▶ **Exercise**: In the listing below, count the lines containing the string "Marie" and state only the number.

▶ **Saved data entries**:
===============

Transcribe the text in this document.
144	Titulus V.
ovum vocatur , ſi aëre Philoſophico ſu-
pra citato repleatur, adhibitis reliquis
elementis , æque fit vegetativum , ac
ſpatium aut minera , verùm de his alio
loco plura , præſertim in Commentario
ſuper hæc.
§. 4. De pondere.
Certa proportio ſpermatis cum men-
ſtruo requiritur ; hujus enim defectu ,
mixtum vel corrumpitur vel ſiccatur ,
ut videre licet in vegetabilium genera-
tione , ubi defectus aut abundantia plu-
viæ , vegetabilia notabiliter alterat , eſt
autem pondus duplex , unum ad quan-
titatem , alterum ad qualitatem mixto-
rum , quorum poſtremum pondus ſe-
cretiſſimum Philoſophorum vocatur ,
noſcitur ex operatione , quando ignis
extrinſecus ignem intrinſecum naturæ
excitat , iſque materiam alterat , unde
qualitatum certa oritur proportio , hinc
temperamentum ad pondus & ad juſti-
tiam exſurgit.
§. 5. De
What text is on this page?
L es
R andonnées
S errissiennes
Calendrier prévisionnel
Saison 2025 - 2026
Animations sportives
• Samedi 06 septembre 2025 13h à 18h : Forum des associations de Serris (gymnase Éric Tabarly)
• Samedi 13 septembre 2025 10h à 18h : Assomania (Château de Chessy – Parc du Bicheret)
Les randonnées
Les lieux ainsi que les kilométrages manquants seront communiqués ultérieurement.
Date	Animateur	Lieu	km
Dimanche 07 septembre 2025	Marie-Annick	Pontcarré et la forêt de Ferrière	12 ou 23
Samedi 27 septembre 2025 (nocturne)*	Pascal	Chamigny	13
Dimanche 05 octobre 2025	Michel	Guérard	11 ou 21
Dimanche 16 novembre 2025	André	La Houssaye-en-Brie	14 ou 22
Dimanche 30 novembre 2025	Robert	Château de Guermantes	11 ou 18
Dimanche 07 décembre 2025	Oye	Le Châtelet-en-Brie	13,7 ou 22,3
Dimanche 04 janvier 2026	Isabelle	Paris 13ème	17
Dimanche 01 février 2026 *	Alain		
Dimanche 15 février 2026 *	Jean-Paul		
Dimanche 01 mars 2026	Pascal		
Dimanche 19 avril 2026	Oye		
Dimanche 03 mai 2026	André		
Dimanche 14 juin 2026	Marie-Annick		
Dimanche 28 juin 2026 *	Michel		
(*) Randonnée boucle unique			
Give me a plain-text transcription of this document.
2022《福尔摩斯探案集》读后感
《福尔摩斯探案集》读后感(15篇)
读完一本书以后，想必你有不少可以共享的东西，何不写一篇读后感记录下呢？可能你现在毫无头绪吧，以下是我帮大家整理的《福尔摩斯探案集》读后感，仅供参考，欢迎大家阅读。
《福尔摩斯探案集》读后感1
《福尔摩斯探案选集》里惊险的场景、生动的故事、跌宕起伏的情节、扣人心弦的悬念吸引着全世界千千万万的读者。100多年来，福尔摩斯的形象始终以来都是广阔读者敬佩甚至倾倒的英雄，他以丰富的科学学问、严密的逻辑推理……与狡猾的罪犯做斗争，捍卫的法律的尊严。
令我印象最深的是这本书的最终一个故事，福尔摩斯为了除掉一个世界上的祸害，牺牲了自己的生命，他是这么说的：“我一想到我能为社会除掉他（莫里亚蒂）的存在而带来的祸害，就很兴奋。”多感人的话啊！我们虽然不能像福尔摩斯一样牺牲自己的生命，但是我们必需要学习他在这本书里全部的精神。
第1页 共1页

===============

▶ **Task solution**: 2